== WORK INSTRUCTIONS ==
Records follow. Copy every line with "обеспечения".

== SUPPLIED RECORDS ==
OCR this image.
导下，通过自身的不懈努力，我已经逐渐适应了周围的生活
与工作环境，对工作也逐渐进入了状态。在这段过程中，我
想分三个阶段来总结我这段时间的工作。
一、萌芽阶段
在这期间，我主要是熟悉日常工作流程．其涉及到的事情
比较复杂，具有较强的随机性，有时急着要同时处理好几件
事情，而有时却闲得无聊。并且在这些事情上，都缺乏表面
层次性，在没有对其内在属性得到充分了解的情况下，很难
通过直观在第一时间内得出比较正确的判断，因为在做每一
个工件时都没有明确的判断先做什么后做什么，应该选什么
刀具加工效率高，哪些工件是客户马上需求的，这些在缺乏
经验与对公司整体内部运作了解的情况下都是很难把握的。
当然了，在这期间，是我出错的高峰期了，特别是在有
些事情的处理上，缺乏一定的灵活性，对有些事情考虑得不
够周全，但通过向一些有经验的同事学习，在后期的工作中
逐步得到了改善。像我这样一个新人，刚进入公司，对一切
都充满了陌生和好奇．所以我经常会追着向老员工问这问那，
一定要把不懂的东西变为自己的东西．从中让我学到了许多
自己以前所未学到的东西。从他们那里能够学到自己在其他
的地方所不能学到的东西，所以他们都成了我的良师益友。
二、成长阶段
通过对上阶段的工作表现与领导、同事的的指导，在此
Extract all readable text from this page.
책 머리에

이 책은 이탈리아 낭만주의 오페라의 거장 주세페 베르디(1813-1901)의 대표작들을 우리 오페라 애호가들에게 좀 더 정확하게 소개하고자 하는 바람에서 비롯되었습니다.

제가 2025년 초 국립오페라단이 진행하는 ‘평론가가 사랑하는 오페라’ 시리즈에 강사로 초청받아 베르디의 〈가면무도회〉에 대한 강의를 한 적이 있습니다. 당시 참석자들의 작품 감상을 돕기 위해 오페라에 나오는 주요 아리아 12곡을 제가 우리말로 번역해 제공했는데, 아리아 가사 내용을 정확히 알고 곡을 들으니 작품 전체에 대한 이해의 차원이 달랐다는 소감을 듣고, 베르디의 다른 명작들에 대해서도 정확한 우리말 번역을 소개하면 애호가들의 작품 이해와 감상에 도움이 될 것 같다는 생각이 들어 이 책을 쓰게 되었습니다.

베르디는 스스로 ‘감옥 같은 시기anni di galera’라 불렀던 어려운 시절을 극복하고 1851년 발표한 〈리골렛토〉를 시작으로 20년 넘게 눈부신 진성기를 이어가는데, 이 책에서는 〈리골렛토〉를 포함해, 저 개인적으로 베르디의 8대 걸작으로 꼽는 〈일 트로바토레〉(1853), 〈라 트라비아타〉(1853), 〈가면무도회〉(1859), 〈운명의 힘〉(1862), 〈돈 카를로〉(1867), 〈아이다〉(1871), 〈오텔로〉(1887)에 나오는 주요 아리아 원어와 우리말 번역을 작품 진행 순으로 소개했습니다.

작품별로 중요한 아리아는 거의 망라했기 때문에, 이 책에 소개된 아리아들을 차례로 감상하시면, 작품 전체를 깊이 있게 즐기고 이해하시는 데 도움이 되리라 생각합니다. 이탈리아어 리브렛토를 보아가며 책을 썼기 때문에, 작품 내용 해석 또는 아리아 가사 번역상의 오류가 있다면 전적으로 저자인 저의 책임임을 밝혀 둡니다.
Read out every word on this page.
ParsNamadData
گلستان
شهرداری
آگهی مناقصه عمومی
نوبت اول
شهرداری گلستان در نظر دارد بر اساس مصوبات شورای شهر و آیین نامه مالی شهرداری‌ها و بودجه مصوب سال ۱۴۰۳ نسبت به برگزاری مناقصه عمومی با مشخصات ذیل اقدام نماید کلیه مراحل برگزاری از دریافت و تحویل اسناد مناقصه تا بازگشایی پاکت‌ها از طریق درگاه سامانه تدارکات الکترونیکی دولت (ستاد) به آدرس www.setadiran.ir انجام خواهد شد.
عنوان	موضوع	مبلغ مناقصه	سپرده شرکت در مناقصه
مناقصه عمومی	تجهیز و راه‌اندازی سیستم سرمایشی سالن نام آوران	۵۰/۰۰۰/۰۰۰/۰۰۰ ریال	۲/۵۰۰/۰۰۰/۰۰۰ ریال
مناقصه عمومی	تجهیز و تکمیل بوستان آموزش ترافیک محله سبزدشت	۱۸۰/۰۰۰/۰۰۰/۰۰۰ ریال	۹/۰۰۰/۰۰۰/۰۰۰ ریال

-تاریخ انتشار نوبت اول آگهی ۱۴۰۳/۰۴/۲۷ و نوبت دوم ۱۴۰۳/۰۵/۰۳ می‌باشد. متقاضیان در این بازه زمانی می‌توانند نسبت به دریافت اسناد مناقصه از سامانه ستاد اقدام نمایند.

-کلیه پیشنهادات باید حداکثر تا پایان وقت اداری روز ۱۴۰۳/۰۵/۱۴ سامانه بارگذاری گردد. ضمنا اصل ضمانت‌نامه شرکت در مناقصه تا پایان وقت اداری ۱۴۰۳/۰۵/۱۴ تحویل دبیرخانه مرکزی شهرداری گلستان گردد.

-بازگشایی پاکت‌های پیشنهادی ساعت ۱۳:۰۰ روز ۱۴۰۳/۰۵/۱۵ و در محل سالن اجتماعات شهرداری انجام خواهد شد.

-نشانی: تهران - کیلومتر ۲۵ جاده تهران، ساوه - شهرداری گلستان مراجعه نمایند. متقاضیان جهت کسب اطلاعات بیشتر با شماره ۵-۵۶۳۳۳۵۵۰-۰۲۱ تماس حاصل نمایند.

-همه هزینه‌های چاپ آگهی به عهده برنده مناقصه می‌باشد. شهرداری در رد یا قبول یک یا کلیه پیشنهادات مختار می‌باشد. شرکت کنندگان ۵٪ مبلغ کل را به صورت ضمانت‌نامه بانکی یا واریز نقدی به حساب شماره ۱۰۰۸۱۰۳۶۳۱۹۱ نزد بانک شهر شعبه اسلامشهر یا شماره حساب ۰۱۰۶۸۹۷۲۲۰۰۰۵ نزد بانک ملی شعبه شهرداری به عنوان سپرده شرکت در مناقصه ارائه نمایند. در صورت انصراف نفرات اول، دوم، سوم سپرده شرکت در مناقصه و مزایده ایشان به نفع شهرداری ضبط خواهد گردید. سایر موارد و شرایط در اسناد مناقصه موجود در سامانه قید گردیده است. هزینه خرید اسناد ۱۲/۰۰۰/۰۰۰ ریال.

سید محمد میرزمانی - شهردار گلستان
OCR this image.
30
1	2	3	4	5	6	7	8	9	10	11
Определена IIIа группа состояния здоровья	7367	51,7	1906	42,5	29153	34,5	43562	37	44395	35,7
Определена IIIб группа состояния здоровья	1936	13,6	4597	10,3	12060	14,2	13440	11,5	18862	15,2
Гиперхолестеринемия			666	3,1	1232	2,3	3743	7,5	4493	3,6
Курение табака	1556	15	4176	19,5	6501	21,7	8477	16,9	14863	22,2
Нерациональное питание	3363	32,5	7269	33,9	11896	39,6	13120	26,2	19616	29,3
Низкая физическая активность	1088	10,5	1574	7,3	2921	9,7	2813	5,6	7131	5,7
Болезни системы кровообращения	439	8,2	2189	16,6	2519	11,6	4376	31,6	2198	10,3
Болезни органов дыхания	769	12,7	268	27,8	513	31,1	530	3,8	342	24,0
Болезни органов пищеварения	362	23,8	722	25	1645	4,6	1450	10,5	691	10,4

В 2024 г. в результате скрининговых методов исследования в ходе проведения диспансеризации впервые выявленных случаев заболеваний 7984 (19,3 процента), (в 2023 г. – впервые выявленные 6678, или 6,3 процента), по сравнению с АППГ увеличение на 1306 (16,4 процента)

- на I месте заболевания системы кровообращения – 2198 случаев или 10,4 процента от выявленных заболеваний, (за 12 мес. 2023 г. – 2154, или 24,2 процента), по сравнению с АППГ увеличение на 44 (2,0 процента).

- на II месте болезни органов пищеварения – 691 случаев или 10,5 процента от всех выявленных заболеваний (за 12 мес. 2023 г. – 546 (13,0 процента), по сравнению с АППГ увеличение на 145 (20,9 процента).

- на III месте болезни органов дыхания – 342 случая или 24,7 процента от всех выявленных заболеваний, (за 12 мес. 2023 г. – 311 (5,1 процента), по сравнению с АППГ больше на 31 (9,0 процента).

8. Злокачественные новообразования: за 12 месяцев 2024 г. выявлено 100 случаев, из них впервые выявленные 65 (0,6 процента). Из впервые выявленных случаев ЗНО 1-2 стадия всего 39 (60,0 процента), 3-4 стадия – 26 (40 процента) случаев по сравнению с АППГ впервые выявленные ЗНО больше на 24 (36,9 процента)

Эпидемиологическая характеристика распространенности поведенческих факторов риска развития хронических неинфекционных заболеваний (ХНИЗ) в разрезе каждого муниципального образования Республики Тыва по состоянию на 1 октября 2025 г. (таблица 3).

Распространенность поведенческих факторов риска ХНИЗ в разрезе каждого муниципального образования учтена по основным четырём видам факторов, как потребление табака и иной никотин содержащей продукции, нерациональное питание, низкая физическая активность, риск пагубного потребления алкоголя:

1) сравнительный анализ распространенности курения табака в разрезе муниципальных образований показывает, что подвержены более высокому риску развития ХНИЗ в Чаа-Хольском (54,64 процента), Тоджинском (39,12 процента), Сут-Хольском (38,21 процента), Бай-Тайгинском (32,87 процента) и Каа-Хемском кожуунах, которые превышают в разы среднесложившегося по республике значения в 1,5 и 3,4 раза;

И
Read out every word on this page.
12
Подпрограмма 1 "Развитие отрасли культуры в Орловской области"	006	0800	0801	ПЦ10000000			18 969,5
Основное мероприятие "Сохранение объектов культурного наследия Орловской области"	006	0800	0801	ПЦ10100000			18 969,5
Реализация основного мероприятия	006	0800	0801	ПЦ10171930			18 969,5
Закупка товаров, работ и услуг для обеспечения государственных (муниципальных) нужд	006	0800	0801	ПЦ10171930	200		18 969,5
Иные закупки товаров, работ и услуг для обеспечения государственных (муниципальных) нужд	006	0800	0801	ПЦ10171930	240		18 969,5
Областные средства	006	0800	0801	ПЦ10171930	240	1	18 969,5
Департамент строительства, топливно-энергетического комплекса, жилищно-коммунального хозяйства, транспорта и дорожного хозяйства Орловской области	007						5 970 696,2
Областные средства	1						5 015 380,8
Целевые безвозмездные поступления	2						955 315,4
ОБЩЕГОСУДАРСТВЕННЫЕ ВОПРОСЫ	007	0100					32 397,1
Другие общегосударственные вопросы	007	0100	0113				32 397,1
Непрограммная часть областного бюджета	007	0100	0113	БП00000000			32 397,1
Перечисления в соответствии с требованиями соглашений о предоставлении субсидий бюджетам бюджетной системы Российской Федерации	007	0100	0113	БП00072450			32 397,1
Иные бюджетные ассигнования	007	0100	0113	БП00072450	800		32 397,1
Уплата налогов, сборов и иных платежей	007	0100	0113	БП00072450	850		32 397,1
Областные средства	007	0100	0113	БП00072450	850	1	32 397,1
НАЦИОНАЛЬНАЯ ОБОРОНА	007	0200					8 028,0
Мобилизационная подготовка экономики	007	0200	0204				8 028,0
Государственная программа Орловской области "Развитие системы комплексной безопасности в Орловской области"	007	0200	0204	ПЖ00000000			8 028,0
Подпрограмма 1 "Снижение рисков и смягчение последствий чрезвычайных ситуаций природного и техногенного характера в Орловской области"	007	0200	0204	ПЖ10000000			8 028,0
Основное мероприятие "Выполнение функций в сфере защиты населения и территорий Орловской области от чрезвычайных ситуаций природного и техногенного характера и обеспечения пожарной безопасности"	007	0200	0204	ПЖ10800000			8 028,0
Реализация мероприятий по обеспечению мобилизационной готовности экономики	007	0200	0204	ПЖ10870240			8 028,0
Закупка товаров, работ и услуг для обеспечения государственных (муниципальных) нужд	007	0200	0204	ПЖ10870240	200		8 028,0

== ANSWER IN FULL ==
Закупка товаров, работ и услуг для обеспечения государственных (муниципальных) нужд	006	0800	0801	ПЦ10171930	200		18 969,5
Иные закупки товаров, работ и услуг для обеспечения государственных (муниципальных) нужд	006	0800	0801	ПЦ10171930	240		18 969,5
Основное мероприятие "Выполнение функций в сфере защиты населения и территорий Орловской области от чрезвычайных ситуаций природного и техногенного характера и обеспечения пожарной безопасности"	007	0200	0204	ПЖ10800000			8 028,0
Закупка товаров, работ и услуг для обеспечения государственных (муниципальных) нужд	007	0200	0204	ПЖ10870240	200		8 028,0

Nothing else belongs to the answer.